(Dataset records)
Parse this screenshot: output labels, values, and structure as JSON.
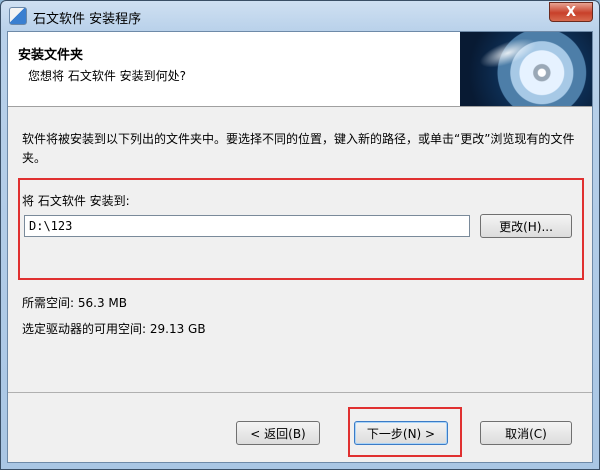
{
  "window": {
    "title": "石文软件 安装程序",
    "close_label": "X",
    "icon": "installer-icon"
  },
  "header": {
    "title": "安装文件夹",
    "subtitle": "您想将 石文软件 安装到何处?",
    "banner_icon": "cd-disc-image"
  },
  "body": {
    "description": "软件将被安装到以下列出的文件夹中。要选择不同的位置，键入新的路径，或单击“更改”浏览现有的文件夹。",
    "destination_label": "将 石文软件 安装到:",
    "path_value": "D:\\123",
    "browse_label": "更改(H)...",
    "space_required": "所需空间: 56.3 MB",
    "space_available": "选定驱动器的可用空间: 29.13 GB"
  },
  "footer": {
    "back_label": "< 返回(B)",
    "next_label": "下一步(N) >",
    "cancel_label": "取消(C)"
  },
  "colors": {
    "highlight_box": "#e03030",
    "titlebar": "#b9d1ea",
    "dialog_bg": "#f0f0f0"
  }
}
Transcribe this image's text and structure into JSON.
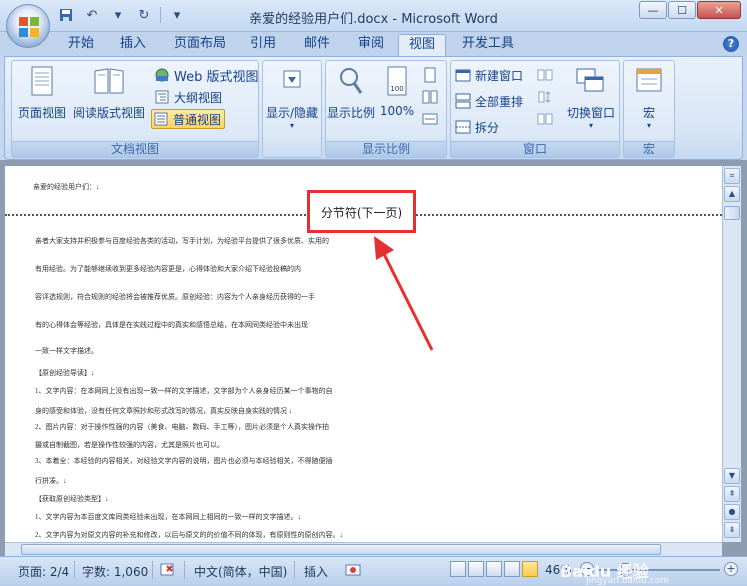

— Problem description —
Return, from the data, each line that has the word "石文软件" in it.

— Answer to this problem —
    "title": "石文软件 安装程序",
    "subtitle": "您想将 石文软件 安装到何处?",
    "destination_label": "将 石文软件 安装到:",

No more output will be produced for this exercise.